** Opening Excerpt provided block **
The glucosaminoglycan (GAG) network in the subcutaneous interstitium can non-osmotically bind
large amounts of sodium. Therefore, the GAG network creates a hypertonic sodium concentration
without fluid accumulation. This means that the subcutaneous GAG act as a third compartment
that is able to non-osmotically store sodium without inducing congestion, thus serving as
buffer in the case of sodium overload.
The researchers hypothesize that the SGLT2 inhibitor Ertugliflozin enhances the functionality
of the subcutaneous GAG network. The hypothesis is that Ertugliflozin-induced GAG
functionality induces more potent congestion relief (reduction in sodium and water content in
the interstitial tissue) with minimal impact on blood volume and organ perfusion.
The research team will perform a randomized clinical trial with a cross-over design. Patients
with heart failure with reduced ejection fraction (HFrEF) will be randomized to the SGLT2
inhibitor Ertuglifozin or to placebo. Skin punch biopsy will be performed before treatment
and after treatment (one month) to evaluate skin content of water and sodium. At each time
point, an oral salt challenge will be performed to investigate the functionality of the GAG
network, and whether Ertugliflozin mitigates the degree of tissue and vascular congestion
after this oral salt challenge as compared with placebo.
** Closing Excerpt provided block **
** Opening Data for analysis block **
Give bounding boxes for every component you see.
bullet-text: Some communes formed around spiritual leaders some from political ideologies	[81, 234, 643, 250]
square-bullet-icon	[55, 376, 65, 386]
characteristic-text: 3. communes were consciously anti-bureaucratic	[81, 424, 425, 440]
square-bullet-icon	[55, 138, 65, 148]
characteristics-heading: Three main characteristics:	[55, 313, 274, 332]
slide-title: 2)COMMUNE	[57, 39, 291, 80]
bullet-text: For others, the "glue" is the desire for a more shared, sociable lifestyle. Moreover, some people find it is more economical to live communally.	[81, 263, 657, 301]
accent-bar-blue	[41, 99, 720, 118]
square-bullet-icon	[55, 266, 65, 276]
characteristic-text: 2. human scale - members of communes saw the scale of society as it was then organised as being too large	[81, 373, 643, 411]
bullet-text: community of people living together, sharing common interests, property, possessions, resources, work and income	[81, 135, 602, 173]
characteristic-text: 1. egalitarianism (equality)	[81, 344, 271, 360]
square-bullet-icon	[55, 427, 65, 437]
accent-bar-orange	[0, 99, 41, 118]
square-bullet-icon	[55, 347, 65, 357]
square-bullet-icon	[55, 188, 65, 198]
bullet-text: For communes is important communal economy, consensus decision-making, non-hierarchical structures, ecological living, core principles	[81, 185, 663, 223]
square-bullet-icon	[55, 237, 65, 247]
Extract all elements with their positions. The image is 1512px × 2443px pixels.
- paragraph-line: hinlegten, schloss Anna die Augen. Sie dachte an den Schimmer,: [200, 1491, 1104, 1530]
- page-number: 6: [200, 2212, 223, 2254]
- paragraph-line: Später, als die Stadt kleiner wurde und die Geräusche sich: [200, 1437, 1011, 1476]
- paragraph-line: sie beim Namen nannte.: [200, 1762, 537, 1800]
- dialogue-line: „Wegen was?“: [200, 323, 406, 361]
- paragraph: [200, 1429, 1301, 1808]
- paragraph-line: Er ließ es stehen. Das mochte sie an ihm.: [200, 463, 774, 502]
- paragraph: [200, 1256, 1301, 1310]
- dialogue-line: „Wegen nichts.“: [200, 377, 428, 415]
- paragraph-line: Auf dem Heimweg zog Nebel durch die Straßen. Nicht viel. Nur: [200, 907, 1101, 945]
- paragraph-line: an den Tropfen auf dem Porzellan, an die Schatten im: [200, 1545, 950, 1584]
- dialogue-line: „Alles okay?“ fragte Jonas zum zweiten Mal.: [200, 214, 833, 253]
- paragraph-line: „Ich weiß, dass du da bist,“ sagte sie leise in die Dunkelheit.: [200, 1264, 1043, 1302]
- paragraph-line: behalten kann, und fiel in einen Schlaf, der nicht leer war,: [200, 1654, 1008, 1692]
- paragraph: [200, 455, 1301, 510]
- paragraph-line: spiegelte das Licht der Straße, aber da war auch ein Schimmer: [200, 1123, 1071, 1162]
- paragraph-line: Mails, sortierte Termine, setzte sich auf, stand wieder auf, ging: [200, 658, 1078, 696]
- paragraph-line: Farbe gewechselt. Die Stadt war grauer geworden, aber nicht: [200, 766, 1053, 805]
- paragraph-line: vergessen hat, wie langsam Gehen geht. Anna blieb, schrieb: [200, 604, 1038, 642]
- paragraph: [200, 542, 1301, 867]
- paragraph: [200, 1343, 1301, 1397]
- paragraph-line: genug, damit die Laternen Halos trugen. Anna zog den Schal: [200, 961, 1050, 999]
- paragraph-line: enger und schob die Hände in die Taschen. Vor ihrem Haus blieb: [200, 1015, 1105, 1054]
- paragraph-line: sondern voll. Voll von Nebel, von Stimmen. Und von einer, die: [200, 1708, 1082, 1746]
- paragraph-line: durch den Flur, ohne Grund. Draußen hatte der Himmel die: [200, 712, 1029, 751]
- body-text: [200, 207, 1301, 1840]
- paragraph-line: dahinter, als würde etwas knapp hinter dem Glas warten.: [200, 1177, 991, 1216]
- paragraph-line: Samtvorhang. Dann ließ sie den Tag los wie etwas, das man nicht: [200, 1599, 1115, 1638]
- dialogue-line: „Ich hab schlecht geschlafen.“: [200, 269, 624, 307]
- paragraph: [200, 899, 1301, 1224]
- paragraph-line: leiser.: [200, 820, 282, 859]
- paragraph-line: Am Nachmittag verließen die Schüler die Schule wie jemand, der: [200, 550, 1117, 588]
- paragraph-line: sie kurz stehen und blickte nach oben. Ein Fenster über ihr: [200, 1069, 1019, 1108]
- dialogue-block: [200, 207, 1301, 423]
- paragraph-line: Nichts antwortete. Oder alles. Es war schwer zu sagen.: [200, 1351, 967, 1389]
** Closing Data for analysis block **
**Work order 1**
List every abbreviation that appears in the trial description.
**Work order 2**
Using the trial description, answer each question briefly on its own line:
(a) What can the GAG network in the subcutaneous interstitium bind non-osmotically?
(b) How long after treatment begins is the second skin punch biopsy taken?
(c) To which two arms will the patients be randomized?
**Work order 3**
Continue the trial description on Ertugliflozin and the subcutaneous GAG network, starting after its final sentence.
The listing has no connection to the trial description.

**Exercise answer 1**
GAG, SGLT2, HFrEF

**Exercise answer 2**
(a) Large amounts of sodium.
(b) One month.
(c) The SGLT2 inhibitor Ertugliflozin or placebo.

**Exercise answer 3**
The overall hypothesis is that treatment with the SGLT2 inhibitor Ertugliflozin induces a
differential regulation in interstitial fluid vs plasma volume, with more reduction of the
volume from the interstitial fluid than from the circulating plasma volume, which results in
Ertugliflozin inducing more potent congestion relief with minimal impact on blood volume and
organ perfusion. Ertugliflozin reduces the levels of sodium and water from the skin and the
interstitial tissue (which improves tissue congestion). This overarching hypothesis causes:
in the baseline situation, chronic treatment with Ertugliflozin:
1.1. will reduce skin/tissue congestion as demonstrated by lower skin water content and
lower volume of interstitial-extracellular fluid
1.2. will reduce skin sodium content due to a mobilization of sodium from the
subcutaneous glucosaminoglycan (GAG) network
1.3. will create a differential regulation of interstitial vs plasmatic volume, with
ertugliflozin decreasing tissue congestion (B-lines and dielectric resistance in lungs)
better than placebo
1.4. will only cause a mild reduction in plasma volume with no neurohormonal activation
1.5. will ameliorate GAG structure: higher GAG levels, higher sulfated (functional) GAG,
less expression of enzymes degrading GAG, less GAG degradation products in plasma
after an oral salt challenge (sodium overload), previous chronic treatment with
Ertugliflozin:
2.1. will improve the sodium buffering capacity of the skin GAG network, meaning
ertugliflozin will enhance non-osmotic sodium storage in the skin without causing tissue
congestion (edema) or vascular congestion (increase in plasma volume and filling pressures).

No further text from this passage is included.